→ Written problem:
All of the records listed below should be retyped exactly.

→ Collected data:
(begin)

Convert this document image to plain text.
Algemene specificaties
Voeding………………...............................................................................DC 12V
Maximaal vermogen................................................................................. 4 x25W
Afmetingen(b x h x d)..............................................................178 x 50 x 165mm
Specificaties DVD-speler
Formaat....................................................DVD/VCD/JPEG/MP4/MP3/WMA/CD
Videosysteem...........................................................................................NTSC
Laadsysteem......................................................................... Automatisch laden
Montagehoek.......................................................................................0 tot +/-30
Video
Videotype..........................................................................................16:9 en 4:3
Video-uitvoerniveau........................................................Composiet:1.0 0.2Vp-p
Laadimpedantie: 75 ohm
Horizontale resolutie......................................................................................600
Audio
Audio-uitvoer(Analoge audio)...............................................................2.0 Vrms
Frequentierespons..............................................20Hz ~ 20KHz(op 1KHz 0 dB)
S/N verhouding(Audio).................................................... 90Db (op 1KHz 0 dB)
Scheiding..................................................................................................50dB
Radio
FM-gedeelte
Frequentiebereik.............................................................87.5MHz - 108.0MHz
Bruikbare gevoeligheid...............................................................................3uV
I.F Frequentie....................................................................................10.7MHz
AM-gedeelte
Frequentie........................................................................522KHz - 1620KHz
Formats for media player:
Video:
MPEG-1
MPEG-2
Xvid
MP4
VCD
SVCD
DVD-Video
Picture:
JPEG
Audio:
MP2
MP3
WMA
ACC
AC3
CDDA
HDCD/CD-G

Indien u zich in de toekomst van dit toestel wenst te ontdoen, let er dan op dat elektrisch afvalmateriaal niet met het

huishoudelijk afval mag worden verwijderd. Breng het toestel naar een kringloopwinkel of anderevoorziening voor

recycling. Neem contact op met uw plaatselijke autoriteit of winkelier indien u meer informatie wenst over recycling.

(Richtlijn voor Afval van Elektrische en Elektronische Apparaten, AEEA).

(end)

→ Final result:
Convert this document image to plain text.
Algemene specificaties
Voeding………………...............................................................................DC 12V
Maximaal vermogen................................................................................. 4 x25W
Afmetingen(b x h x d)..............................................................178 x 50 x 165mm
Specificaties DVD-speler
Formaat....................................................DVD/VCD/JPEG/MP4/MP3/WMA/CD
Videosysteem...........................................................................................NTSC
Laadsysteem......................................................................... Automatisch laden
Montagehoek.......................................................................................0 tot +/-30
Video
Videotype..........................................................................................16:9 en 4:3
Video-uitvoerniveau........................................................Composiet:1.0 0.2Vp-p
Laadimpedantie: 75 ohm
Horizontale resolutie......................................................................................600
Audio
Audio-uitvoer(Analoge audio)...............................................................2.0 Vrms
Frequentierespons..............................................20Hz ~ 20KHz(op 1KHz 0 dB)
S/N verhouding(Audio).................................................... 90Db (op 1KHz 0 dB)
Scheiding..................................................................................................50dB
Radio
FM-gedeelte
Frequentiebereik.............................................................87.5MHz - 108.0MHz
Bruikbare gevoeligheid...............................................................................3uV
I.F Frequentie....................................................................................10.7MHz
AM-gedeelte
Frequentie........................................................................522KHz - 1620KHz
Formats for media player:
Video:
MPEG-1
MPEG-2
Xvid
MP4
VCD
SVCD
DVD-Video
Picture:
JPEG
Audio:
MP2
MP3
WMA
ACC
AC3
CDDA
HDCD/CD-G

Indien u zich in de toekomst van dit toestel wenst te ontdoen, let er dan op dat elektrisch afvalmateriaal niet met het

huishoudelijk afval mag worden verwijderd. Breng het toestel naar een kringloopwinkel of anderevoorziening voor

recycling. Neem contact op met uw plaatselijke autoriteit of winkelier indien u meer informatie wenst over recycling.

(Richtlijn voor Afval van Elektrische en Elektronische Apparaten, AEEA).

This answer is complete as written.